>> Start Selected passage

So we had that six plus two equals eight and we were just changing the number of tens each time.
So here we've got 56 plus 2 is equal to 58.
We need some more equations with the same pattern in the ones.
So we could have 66 plus 2 is equal to 68.
76 plus 2 is equal to 78.
86 plus 2 is equal to 88.
What did you notice about the tens digits in the first addend and in the sum? And Sam says, "Well no tens were added.
So the sum had the same number of tens as the first addend." Time to check your understanding.
Use Base 10 blocks to find and complete the next equation in the pattern.
So we'd looked at 86 plus 2 is equal to 88.
What will the next one in the pattern be? Pause the video, have a go and when you're ready for some feedback, we'll come back.
What did you think? Well, we could addend one more 10, couldn't we? So now we've got 96, add 2 is equal to 98.
We can use that same pattern in the ones, but just with the tens changing.
Sam says that you can use the known fact five plus one to solve this equation.
Do you agree? We've got 31 plus 5 is equal to 36, and Sam wants to use five plus one.
What do you think? Alex says 31 partitions into 30 and 1, and then you add 5.
So you need to use the fact one, add five.
And Sam was thinking about using five add one.
Hmm.
Sam says, "I know that addition is commutative one plus five is the same as five plus one." Ah, good thinking Sam.
So 31 add 5, once we've partitioned our 31 into 30 and 1 and we know we've got a five to add, we might think of five and one more as six to help us to solve the equation.
If I change the order of the addend, Sam says the sum remains the same, so I can use one plus five or five plus one to help solve the equation.
So which single-digit fact could be used to solve the following equation? So we've got 42 plus 3 is equal to 45, so is A, B, or C, the single-digit fact that you would use to help you to solve that equation.
Pause the video, have a go and when you're ready we'll get back together for some feedback.
What did you reckon? Did you spot that we had four tens, but then we had two ones and three ones that we needed to sort out and add.
So two ones plus three ones is equal to five ones that would definitely help us to solve this equation.
Ah, but did you spot that C was three ones plus 2 ones.
So just the addends in the other order.
And we know that two plus three equals five, so we know that 42 plus 3 is equal to 45 and we can change the order of the addends and the sum remains the same.
So if two plus three is equal to five, then three plus two is equal to five.
So B matched the calculation exactly, but C was the same fact, but just with the addends written in a different order.
So that could have helped us as well.
Well done if you spotted both of those.
Time for you to do some practise.
You need to use some known facts to find the missing numbers.
So think carefully about the known facts you're going to use to work out the missing numbers in these equations.
And then for question two, you're going to use the known fact to find some new facts and you could use Base 10 blocks, a bead string or a number line to help you.
And the known fact that Sam has is I know that three plus six is equal to nine, so I also know that.
Pause the video, have a go at your tasks and when you're ready we'll get together for some feedback.
How did you get on? There were lots to look at here.

>> End Selected passage

- Problem set:
**a)** In the lesson transcript, what does Alex say 31 partitions into?
**b)** Rewrite the lesson transcript passage starting at "So you need" and ending at "good thinking Sam.", swapping "commutative" for "associative".

>> Start Data provided

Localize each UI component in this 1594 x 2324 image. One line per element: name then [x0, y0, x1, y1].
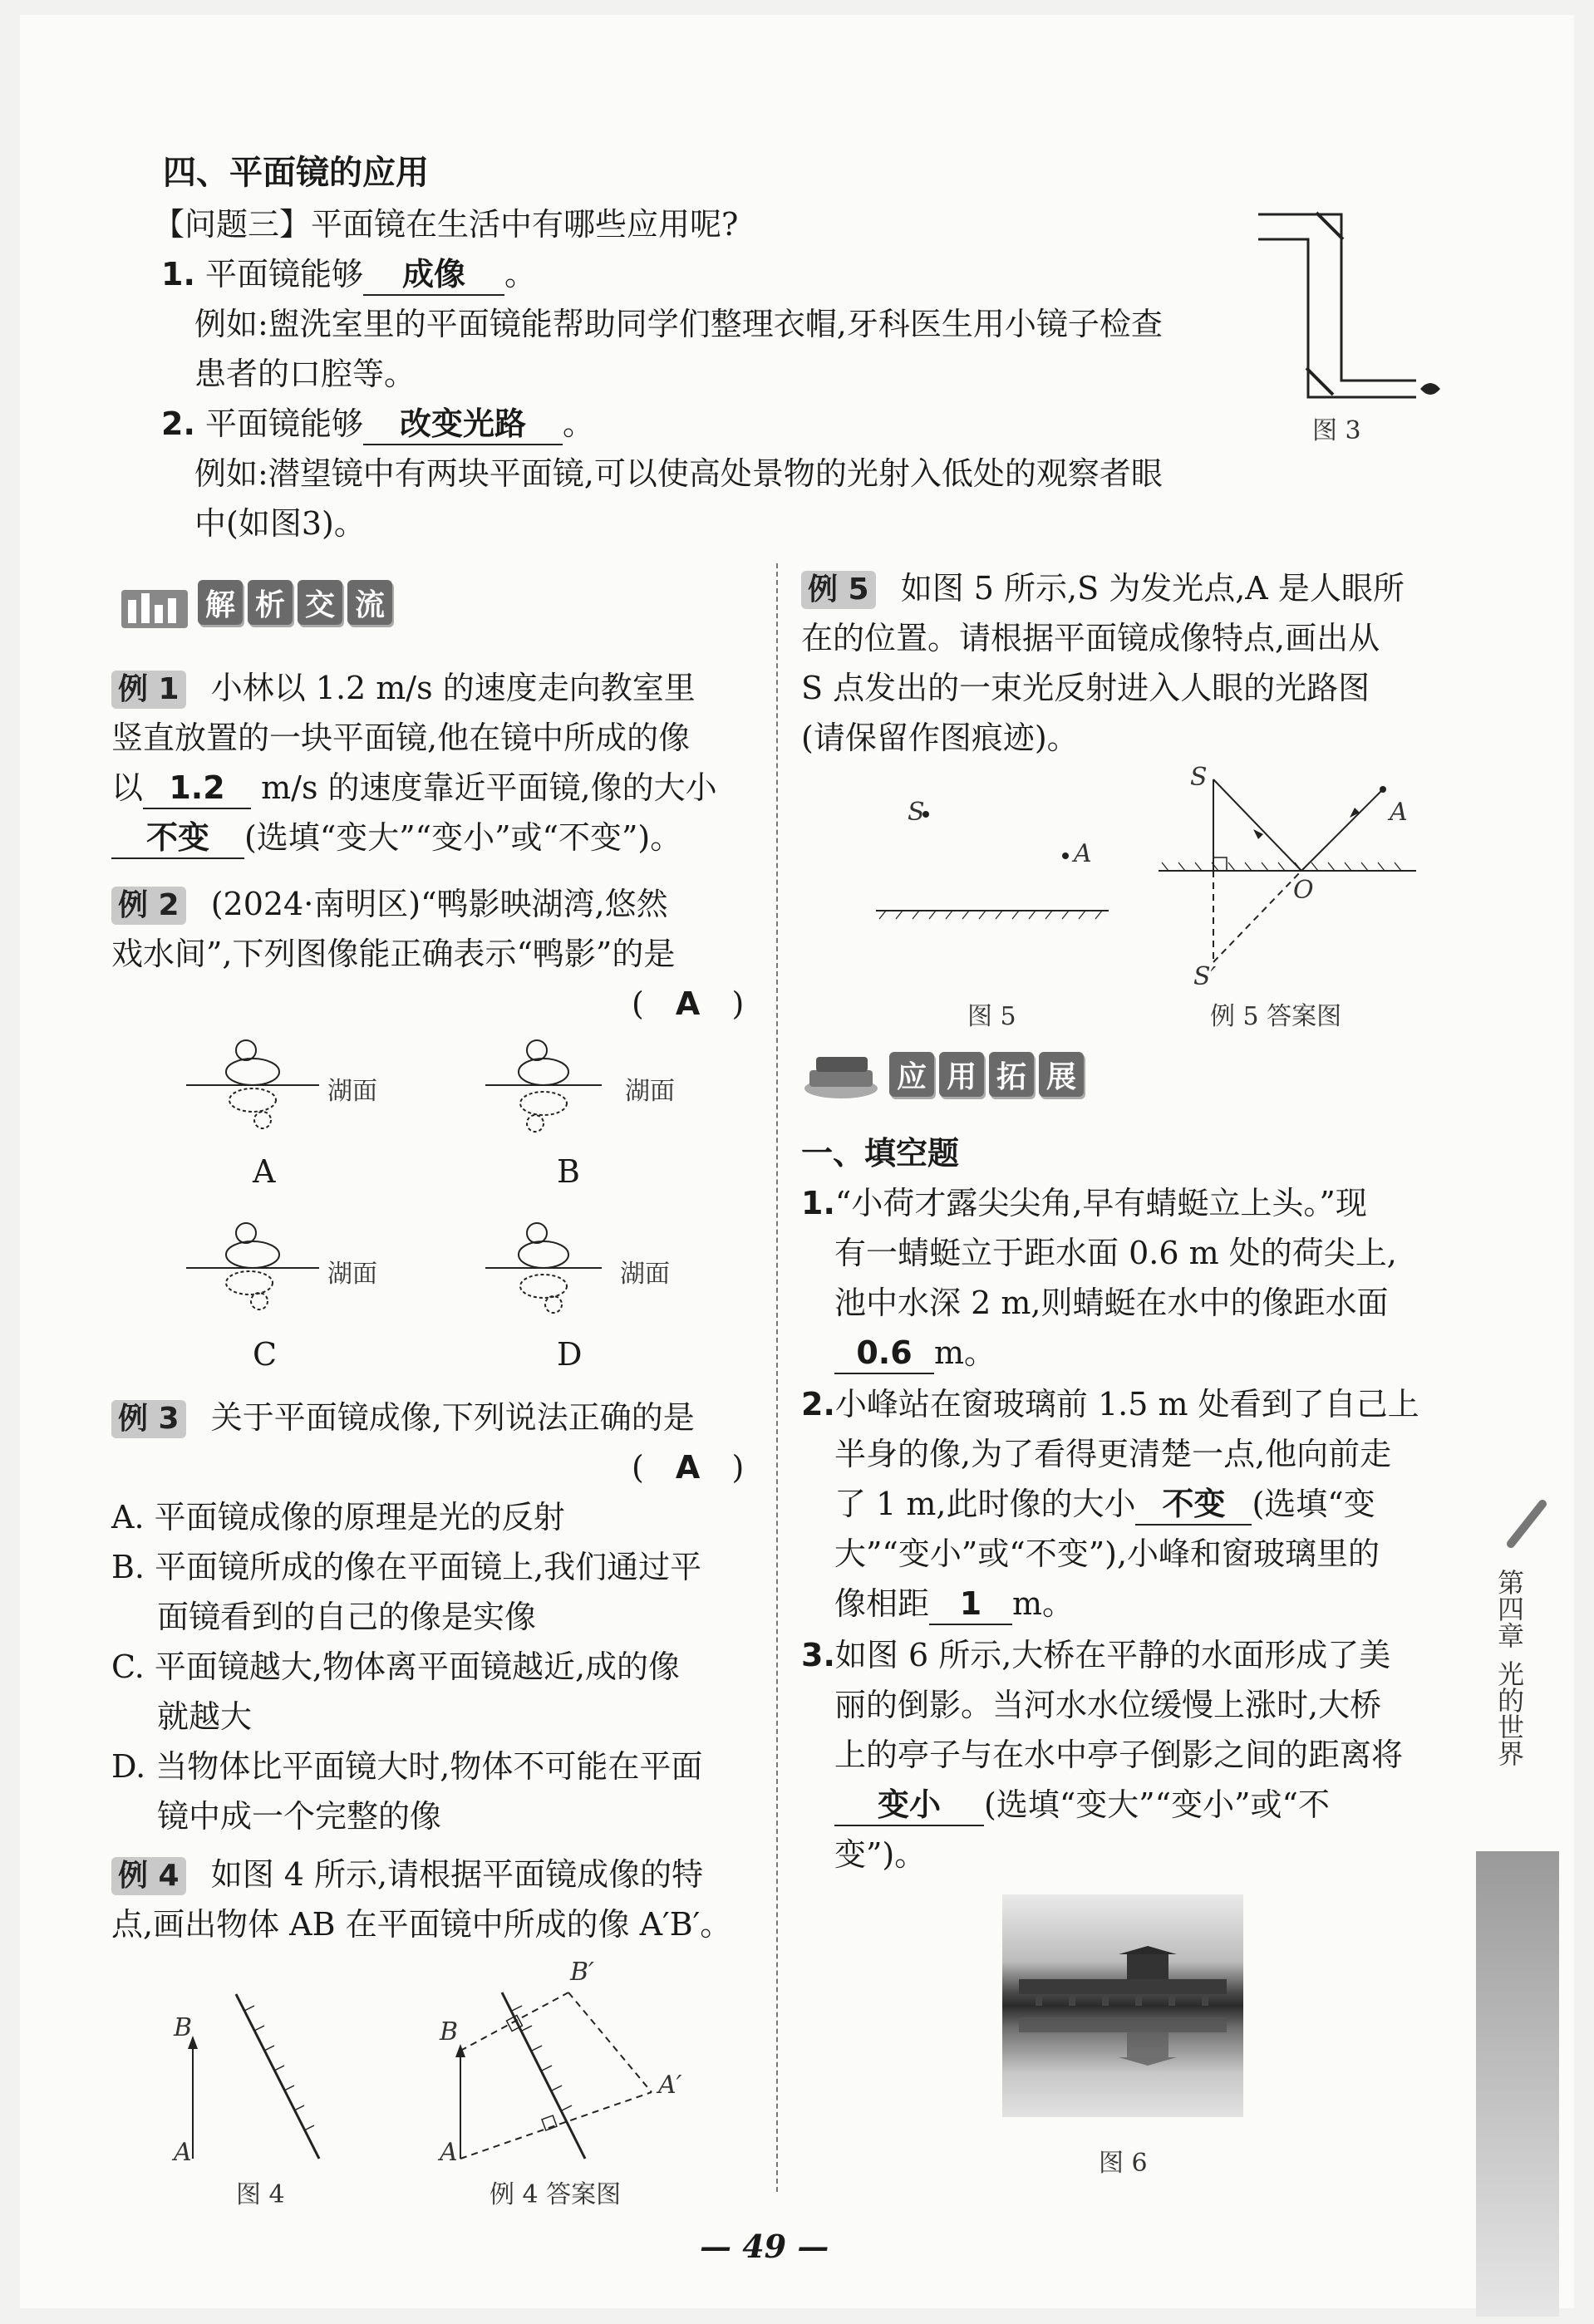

>> End Data provided

- Per-task outputs:
**a)** 30 and 1

**b)**
So you need to use the fact one, add five.
And Sam was thinking about using five add one.
Hmm.
Sam says, "I know that addition is associative one plus five is the same as five plus one." Ah, good thinking Sam.